Can you render the items as a Markdown table with the columns Row and Item, from the first line up to and including the line with "marital-status-value: MARRIED [256,455,368,483]", numbering each line and leaving out any blank ones?

======== RECORDED INFORMATION

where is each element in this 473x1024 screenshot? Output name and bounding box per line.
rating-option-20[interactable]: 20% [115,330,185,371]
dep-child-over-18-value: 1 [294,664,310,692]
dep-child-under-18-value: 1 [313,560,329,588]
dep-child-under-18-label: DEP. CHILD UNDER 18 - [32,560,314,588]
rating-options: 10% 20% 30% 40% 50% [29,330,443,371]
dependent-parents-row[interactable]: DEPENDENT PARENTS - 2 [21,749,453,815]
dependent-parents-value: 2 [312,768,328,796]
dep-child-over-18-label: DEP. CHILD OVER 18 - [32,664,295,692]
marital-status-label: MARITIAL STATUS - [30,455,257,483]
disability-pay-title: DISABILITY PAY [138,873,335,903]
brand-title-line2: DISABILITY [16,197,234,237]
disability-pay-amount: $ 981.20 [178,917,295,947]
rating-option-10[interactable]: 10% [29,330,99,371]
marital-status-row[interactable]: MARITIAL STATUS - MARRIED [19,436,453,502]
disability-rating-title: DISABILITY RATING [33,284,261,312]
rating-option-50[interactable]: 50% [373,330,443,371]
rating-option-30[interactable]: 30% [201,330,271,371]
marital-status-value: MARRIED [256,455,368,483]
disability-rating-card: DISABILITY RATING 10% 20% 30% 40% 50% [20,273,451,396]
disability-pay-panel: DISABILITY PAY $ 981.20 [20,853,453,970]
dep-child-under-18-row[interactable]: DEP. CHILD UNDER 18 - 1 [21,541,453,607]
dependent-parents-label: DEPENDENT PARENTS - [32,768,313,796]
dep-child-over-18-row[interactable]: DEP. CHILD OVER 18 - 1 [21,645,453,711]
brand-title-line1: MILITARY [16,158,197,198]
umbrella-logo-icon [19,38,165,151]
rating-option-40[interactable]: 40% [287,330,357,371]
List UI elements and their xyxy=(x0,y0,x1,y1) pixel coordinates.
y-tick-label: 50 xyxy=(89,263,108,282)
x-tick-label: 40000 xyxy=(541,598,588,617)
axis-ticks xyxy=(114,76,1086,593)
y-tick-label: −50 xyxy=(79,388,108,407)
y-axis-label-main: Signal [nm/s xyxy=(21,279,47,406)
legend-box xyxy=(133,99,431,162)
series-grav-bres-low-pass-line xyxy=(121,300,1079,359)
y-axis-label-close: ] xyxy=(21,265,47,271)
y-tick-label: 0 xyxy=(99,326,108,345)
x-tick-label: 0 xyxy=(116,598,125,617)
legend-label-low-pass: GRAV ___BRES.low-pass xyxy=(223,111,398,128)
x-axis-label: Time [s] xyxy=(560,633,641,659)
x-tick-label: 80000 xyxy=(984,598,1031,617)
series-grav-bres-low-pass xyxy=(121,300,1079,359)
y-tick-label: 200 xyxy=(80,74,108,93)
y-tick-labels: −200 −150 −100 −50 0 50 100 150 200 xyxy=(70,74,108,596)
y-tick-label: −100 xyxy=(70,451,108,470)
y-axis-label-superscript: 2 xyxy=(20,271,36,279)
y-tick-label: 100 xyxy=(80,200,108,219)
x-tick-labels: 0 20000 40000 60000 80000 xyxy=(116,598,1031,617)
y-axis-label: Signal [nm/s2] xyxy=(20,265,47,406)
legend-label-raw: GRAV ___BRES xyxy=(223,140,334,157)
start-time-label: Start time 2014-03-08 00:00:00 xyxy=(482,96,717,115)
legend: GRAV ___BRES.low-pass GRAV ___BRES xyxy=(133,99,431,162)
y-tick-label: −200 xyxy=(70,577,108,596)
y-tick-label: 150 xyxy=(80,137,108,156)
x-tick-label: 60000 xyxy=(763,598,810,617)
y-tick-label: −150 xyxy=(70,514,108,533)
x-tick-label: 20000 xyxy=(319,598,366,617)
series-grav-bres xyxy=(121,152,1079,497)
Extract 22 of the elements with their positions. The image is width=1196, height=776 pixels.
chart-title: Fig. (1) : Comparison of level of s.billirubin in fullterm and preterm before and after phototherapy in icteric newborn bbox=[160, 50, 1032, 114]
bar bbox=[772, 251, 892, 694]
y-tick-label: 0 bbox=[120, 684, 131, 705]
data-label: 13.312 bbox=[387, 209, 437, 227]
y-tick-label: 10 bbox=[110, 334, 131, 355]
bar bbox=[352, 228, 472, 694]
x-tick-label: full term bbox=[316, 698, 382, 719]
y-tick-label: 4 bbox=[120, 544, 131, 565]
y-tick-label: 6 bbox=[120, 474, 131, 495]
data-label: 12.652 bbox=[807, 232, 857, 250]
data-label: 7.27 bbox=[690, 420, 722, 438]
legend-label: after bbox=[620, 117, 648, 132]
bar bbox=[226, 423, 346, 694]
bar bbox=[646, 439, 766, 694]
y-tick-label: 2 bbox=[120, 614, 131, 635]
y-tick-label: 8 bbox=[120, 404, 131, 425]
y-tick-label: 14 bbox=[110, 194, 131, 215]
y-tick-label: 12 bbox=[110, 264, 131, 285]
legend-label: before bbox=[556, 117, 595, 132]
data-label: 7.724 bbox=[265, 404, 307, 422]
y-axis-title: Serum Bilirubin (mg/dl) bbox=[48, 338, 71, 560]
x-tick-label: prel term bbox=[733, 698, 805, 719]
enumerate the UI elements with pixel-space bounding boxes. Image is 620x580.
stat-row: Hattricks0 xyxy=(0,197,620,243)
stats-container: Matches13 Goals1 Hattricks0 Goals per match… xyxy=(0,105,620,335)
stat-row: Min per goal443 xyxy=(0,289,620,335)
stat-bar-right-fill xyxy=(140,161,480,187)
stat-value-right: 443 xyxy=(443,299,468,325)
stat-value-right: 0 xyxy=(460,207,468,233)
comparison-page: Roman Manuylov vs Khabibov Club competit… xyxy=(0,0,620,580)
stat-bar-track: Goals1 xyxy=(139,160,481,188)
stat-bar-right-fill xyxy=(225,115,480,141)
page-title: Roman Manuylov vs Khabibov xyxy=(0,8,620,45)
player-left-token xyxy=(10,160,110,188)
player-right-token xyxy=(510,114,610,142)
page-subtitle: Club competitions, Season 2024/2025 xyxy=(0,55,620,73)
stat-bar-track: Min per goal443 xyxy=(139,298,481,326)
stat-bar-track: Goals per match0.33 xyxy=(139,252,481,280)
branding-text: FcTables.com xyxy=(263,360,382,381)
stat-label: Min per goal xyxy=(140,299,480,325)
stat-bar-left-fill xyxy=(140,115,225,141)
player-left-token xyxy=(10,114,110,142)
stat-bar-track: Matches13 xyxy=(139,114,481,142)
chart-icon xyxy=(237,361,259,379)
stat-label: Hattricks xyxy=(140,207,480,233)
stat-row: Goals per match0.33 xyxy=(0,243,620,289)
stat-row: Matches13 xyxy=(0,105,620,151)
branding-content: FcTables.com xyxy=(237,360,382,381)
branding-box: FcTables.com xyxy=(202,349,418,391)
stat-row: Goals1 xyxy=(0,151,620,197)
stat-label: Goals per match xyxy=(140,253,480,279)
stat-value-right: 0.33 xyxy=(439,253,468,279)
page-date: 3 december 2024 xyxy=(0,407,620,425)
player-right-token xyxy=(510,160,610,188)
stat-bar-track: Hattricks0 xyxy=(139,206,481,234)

================

- FULL OUTPUT -
| Row | Item |
|---|---|
| 1 | where is each element in this 473x1024 screenshot? Output name and bounding box per line. |
| 2 | rating-option-20[interactable]: 20% [115,330,185,371] |
| 3 | dep-child-over-18-value: 1 [294,664,310,692] |
| 4 | dep-child-under-18-value: 1 [313,560,329,588] |
| 5 | dep-child-under-18-label: DEP. CHILD UNDER 18 - [32,560,314,588] |
| 6 | rating-options: 10% 20% 30% 40% 50% [29,330,443,371] |
| 7 | dependent-parents-row[interactable]: DEPENDENT PARENTS - 2 [21,749,453,815] |
| 8 | dependent-parents-value: 2 [312,768,328,796] |
| 9 | dep-child-over-18-label: DEP. CHILD OVER 18 - [32,664,295,692] |
| 10 | marital-status-label: MARITIAL STATUS - [30,455,257,483] |
| 11 | disability-pay-title: DISABILITY PAY [138,873,335,903] |
| 12 | brand-title-line2: DISABILITY [16,197,234,237] |
| 13 | disability-pay-amount: $ 981.20 [178,917,295,947] |
| 14 | rating-option-10[interactable]: 10% [29,330,99,371] |
| 15 | marital-status-row[interactable]: MARITIAL STATUS - MARRIED [19,436,453,502] |
| 16 | disability-rating-title: DISABILITY RATING [33,284,261,312] |
| 17 | rating-option-50[interactable]: 50% [373,330,443,371] |
| 18 | rating-option-30[interactable]: 30% [201,330,271,371] |
| 19 | marital-status-value: MARRIED [256,455,368,483] |